[Brief a]:
Reproduce the lines of the listing below word for word, starting at the line that contains "- close-icon: [467, 12, 481, 26]" and ending at the final line of the listing, both included.

[Text block]:
In This Guide
- Why Relational Databases Still Win
- Schema Design: Tables, Columns, and Data Types
- Normalization: 1NF, 2NF, 3NF Explained Simply
- Relationships: One-to-One, One-to-Many, Many-to-Many
- Indexes: The Key to Query Performance
- The 5 Most Common Database Design Mistakes
- Database Migrations: Changing Schemas Without Breaking Things
- Frequently Asked Questions
Key Takeaways
- Start normalized, denormalize with evidence: Design your schema in 3NF first. Only denormalize when you have evidence of a specific performance problem that normalization causes. Premature denormalization is the most common schema design mistake.
- Choose data types carefully: Use the most specific data type for each column. VARCHAR(255) for everything is lazy and causes real problems — you cannot validate formats, you lose type-based query optimization, and you allow invalid data.
- Index foreign keys and query predicates: Every foreign key column should have an index. Every column that appears in a WHERE or ORDER BY clause in a high-frequency query should have an index. Unindexed foreign keys cause sequential scans on JOIN operations.

[Lines of data]
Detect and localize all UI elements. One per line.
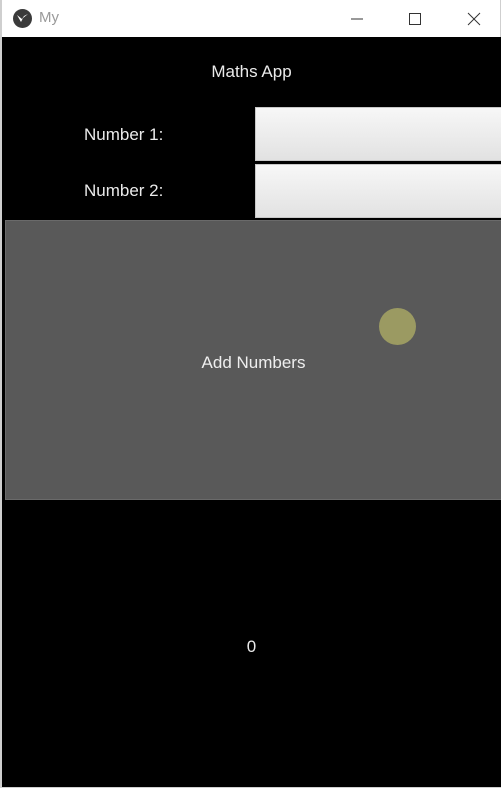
- close-icon: [467, 12, 481, 26]
- minimize-button[interactable]: [328, 0, 386, 37]
- maximize-icon: [409, 13, 421, 25]
- app-content: Maths App Number 1: Number 2: Add Number…: [2, 37, 501, 787]
- kivy-logo-icon: [13, 9, 32, 28]
- number1-label: Number 1:: [84, 125, 164, 144]
- number1-input[interactable]: [255, 107, 501, 161]
- close-button[interactable]: [445, 0, 501, 37]
- number2-label: Number 2:: [84, 181, 164, 200]
- add-numbers-label: Add Numbers: [201, 353, 306, 372]
- minimize-icon: [351, 18, 363, 20]
- title-bar[interactable]: My: [2, 0, 500, 37]
- app-title: Maths App: [211, 62, 292, 81]
- window-title: My: [39, 9, 59, 26]
- touch-indicator: [379, 308, 416, 345]
- app-window: My Maths App Number 1: Number 2: Add Num…: [0, 0, 501, 788]
- maximize-button[interactable]: [386, 0, 444, 37]
- number2-input[interactable]: [255, 164, 501, 218]
- add-numbers-button[interactable]: Add Numbers: [5, 220, 501, 500]
- result-label: 0: [246, 637, 257, 656]
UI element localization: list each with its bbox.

[Brief b]:
Proceed with the database design guide above, picking up right after its last sentence.

[Exercise result a]:
- close-icon: [467, 12, 481, 26]
- minimize-button[interactable]: [328, 0, 386, 37]
- maximize-icon: [409, 13, 421, 25]
- app-content: Maths App Number 1: Number 2: Add Number…: [2, 37, 501, 787]
- kivy-logo-icon: [13, 9, 32, 28]
- number1-label: Number 1:: [84, 125, 164, 144]
- number1-input[interactable]: [255, 107, 501, 161]
- close-button[interactable]: [445, 0, 501, 37]
- number2-label: Number 2:: [84, 181, 164, 200]
- add-numbers-label: Add Numbers: [201, 353, 306, 372]
- minimize-icon: [351, 18, 363, 20]
- title-bar[interactable]: My: [2, 0, 500, 37]
- app-title: Maths App: [211, 62, 292, 81]
- window-title: My: [39, 9, 59, 26]
- touch-indicator: [379, 308, 416, 345]
- app-window: My Maths App Number 1: Number 2: Add Num…: [0, 0, 501, 788]
- maximize-button[interactable]: [386, 0, 444, 37]
- number2-input[interactable]: [255, 164, 501, 218]
- add-numbers-button[interactable]: Add Numbers: [5, 220, 501, 500]
- result-label: 0: [246, 637, 257, 656]
UI element localization: list each with its bbox.

[Exercise result b]:
- Migrations over manual changes: Never modify a production database schema manually. Use migration tools (Flyway, Liquibase, Prisma Migrate, Alembic) to version and automate schema changes. Migrations are reversible; manual changes are not.
Bad database design is the most common cause of application performance problems that cannot be fixed without a rewrite. The wrong schema creates inefficient queries that no amount of indexing can fully compensate for, data integrity issues that compound over time, and migration costs that grow with every feature addition.
Good database design is a learnable skill with well-established principles. This guide covers the fundamentals: normalization, relationships, indexing, and the specific mistakes that cause the most pain in production systems.
Why Relational Databases Still Win
Relational databases (PostgreSQL, MySQL, SQL Server) remain the right default for most applications in 2026 because they provide ACID guarantees, enforce data integrity through constraints, and support complex queries through a mature, standardized query language (SQL).
ACID properties:
- Atomicity: A transaction either completes fully or not at all. No partial updates.
- Consistency: Transactions bring the database from one valid state to another. Constraints (foreign keys, unique, check) are enforced.
- Isolation: Concurrent transactions behave as if they ran sequentially. No dirty reads or phantom reads at appropriate isolation levels.
- Durability: Committed transactions persist even through system failures. The WAL (write-ahead log) ensures this.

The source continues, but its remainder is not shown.